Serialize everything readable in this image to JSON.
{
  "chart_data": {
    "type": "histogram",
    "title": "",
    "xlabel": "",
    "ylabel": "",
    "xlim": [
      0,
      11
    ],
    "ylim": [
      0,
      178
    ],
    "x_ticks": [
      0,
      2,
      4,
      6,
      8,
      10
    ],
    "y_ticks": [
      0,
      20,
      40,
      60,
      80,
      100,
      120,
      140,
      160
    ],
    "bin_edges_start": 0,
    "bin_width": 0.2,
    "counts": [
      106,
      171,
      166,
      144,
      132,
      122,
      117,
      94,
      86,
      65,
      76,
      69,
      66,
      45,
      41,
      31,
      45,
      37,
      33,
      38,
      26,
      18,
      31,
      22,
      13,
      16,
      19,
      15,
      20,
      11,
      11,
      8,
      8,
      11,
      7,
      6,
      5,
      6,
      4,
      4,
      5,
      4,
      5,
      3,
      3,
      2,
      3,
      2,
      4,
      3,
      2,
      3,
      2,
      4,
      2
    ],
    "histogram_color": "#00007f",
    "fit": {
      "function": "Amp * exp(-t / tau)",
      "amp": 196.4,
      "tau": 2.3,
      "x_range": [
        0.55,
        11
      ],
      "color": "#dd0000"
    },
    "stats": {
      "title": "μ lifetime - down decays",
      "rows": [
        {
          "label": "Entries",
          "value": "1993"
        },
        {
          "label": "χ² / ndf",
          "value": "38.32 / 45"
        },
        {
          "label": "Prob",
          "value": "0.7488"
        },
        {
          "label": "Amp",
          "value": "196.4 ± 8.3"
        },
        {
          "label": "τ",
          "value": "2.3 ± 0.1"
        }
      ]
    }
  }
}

-----

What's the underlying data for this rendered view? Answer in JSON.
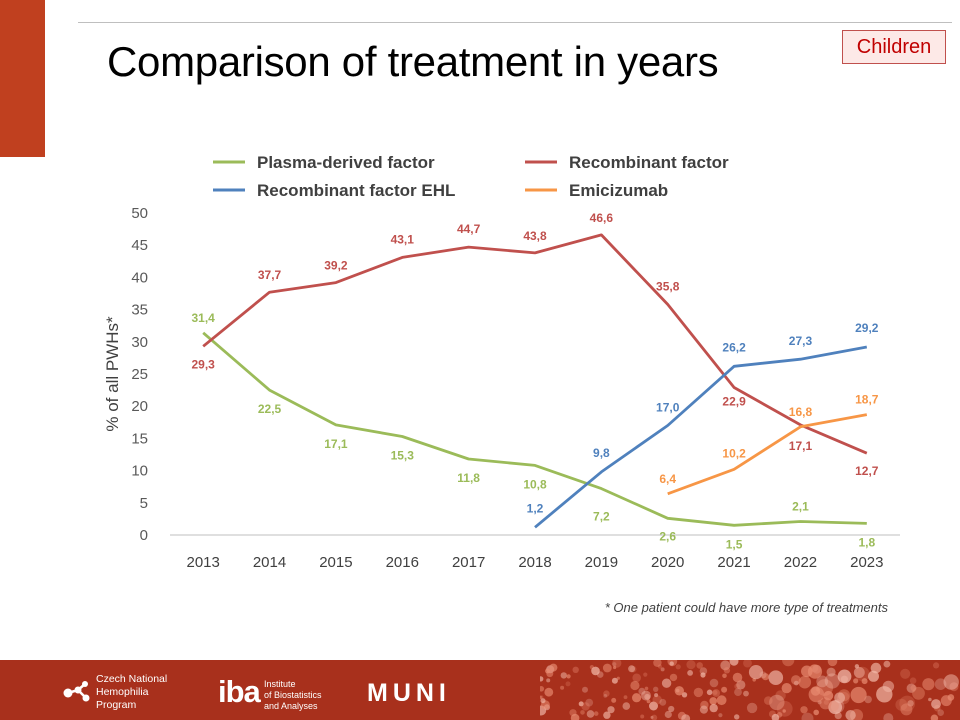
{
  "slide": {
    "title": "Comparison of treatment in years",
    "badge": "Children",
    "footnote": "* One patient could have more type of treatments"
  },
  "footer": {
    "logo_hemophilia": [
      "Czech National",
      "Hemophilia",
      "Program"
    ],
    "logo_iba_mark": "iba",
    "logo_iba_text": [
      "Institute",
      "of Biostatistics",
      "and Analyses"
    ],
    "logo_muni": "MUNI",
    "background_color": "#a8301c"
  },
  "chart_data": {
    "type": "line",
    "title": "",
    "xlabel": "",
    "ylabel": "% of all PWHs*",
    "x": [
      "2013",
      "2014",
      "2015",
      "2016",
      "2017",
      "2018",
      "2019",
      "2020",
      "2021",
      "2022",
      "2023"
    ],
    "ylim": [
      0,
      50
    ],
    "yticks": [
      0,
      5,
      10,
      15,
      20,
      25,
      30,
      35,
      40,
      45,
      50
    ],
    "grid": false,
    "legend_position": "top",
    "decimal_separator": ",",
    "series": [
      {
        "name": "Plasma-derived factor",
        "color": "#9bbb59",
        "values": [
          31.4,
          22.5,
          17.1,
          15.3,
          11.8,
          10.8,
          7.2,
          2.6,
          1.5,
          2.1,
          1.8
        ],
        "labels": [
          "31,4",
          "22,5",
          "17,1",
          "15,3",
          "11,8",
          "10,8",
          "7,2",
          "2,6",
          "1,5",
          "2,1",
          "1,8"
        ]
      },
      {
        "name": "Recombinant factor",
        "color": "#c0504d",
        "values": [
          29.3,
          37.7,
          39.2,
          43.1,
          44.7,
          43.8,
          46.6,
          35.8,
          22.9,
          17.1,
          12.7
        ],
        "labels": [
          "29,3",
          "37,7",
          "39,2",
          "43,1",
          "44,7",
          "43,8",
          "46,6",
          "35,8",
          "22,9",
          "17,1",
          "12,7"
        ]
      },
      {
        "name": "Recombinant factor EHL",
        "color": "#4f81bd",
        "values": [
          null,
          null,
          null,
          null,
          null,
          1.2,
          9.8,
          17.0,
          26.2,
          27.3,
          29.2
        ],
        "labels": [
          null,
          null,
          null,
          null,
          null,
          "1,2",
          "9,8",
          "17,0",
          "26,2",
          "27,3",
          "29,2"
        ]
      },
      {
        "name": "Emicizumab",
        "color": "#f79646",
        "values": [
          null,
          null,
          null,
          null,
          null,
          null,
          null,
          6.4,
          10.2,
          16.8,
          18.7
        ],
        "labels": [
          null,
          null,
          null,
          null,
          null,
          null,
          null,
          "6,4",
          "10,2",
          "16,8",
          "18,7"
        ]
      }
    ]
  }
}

-----

Which lines hold the word "name"? Show each one.

        "name": "Plasma-derived factor",
        "name": "Recombinant factor",
        "name": "Recombinant factor EHL",
        "name": "Emicizumab",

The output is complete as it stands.